* What you have to do *
Output the material below unchanged, apart from leaving out the pictures.

* Source material *
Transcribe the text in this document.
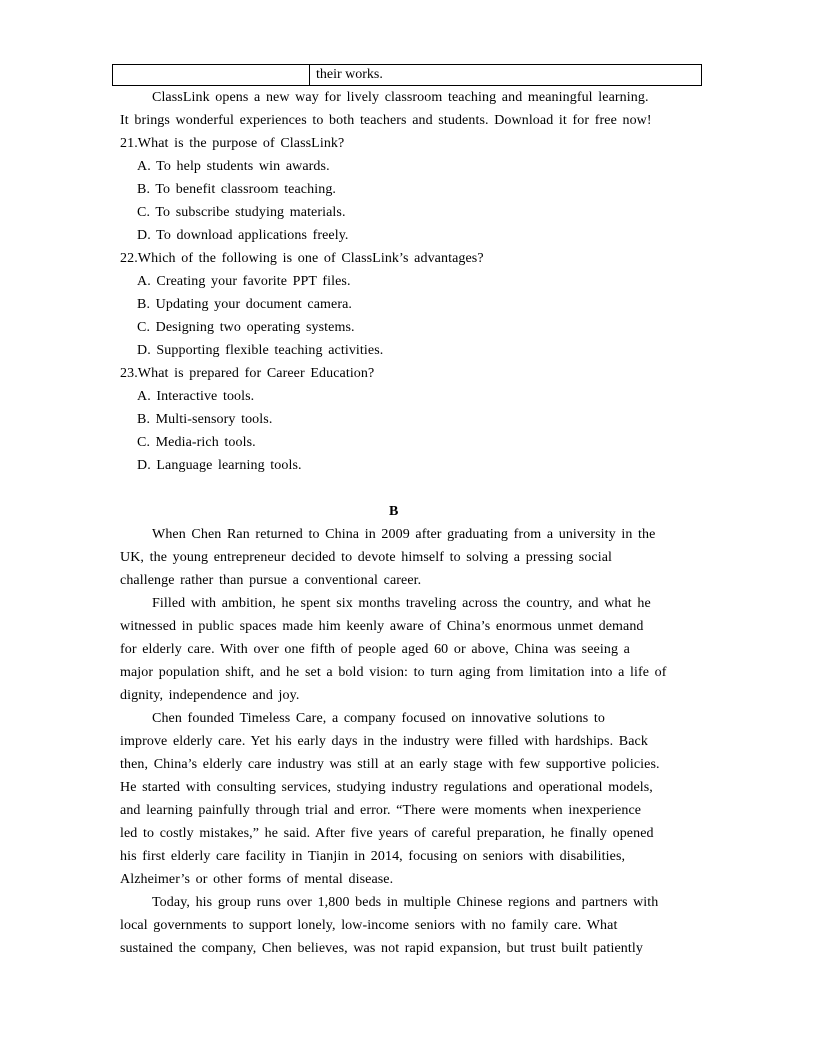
their works.
ClassLink opens a new way for lively classroom teaching and meaningful learning.
It brings wonderful experiences to both teachers and students. Download it for free now!
21.What is the purpose of ClassLink?
A. To help students win awards.
B. To benefit classroom teaching.
C. To subscribe studying materials.
D. To download applications freely.
22.Which of the following is one of ClassLink’s advantages?
A. Creating your favorite PPT files.
B. Updating your document camera.
C. Designing two operating systems.
D. Supporting flexible teaching activities.
23.What is prepared for Career Education?
A. Interactive tools.
B. Multi-sensory tools.
C. Media-rich tools.
D. Language learning tools.
B
When Chen Ran returned to China in 2009 after graduating from a university in the
UK, the young entrepreneur decided to devote himself to solving a pressing social
challenge rather than pursue a conventional career.
Filled with ambition, he spent six months traveling across the country, and what he
witnessed in public spaces made him keenly aware of China’s enormous unmet demand
for elderly care. With over one fifth of people aged 60 or above, China was seeing a
major population shift, and he set a bold vision: to turn aging from limitation into a life of
dignity, independence and joy.
Chen founded Timeless Care, a company focused on innovative solutions to
improve elderly care. Yet his early days in the industry were filled with hardships. Back
then, China’s elderly care industry was still at an early stage with few supportive policies.
He started with consulting services, studying industry regulations and operational models,
and learning painfully through trial and error. “There were moments when inexperience
led to costly mistakes,” he said. After five years of careful preparation, he finally opened
his first elderly care facility in Tianjin in 2014, focusing on seniors with disabilities,
Alzheimer’s or other forms of mental disease.
Today, his group runs over 1,800 beds in multiple Chinese regions and partners with
local governments to support lonely, low-income seniors with no family care. What
sustained the company, Chen believes, was not rapid expansion, but trust built patiently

* Task response *
Transcribe the text in this document.
their works.
ClassLink opens a new way for lively classroom teaching and meaningful learning.
It brings wonderful experiences to both teachers and students. Download it for free now!
21.What is the purpose of ClassLink?
A. To help students win awards.
B. To benefit classroom teaching.
C. To subscribe studying materials.
D. To download applications freely.
22.Which of the following is one of ClassLink’s advantages?
A. Creating your favorite PPT files.
B. Updating your document camera.
C. Designing two operating systems.
D. Supporting flexible teaching activities.
23.What is prepared for Career Education?
A. Interactive tools.
B. Multi-sensory tools.
C. Media-rich tools.
D. Language learning tools.
B
When Chen Ran returned to China in 2009 after graduating from a university in the
UK, the young entrepreneur decided to devote himself to solving a pressing social
challenge rather than pursue a conventional career.
Filled with ambition, he spent six months traveling across the country, and what he
witnessed in public spaces made him keenly aware of China’s enormous unmet demand
for elderly care. With over one fifth of people aged 60 or above, China was seeing a
major population shift, and he set a bold vision: to turn aging from limitation into a life of
dignity, independence and joy.
Chen founded Timeless Care, a company focused on innovative solutions to
improve elderly care. Yet his early days in the industry were filled with hardships. Back
then, China’s elderly care industry was still at an early stage with few supportive policies.
He started with consulting services, studying industry regulations and operational models,
and learning painfully through trial and error. “There were moments when inexperience
led to costly mistakes,” he said. After five years of careful preparation, he finally opened
his first elderly care facility in Tianjin in 2014, focusing on seniors with disabilities,
Alzheimer’s or other forms of mental disease.
Today, his group runs over 1,800 beds in multiple Chinese regions and partners with
local governments to support lonely, low-income seniors with no family care. What
sustained the company, Chen believes, was not rapid expansion, but trust built patiently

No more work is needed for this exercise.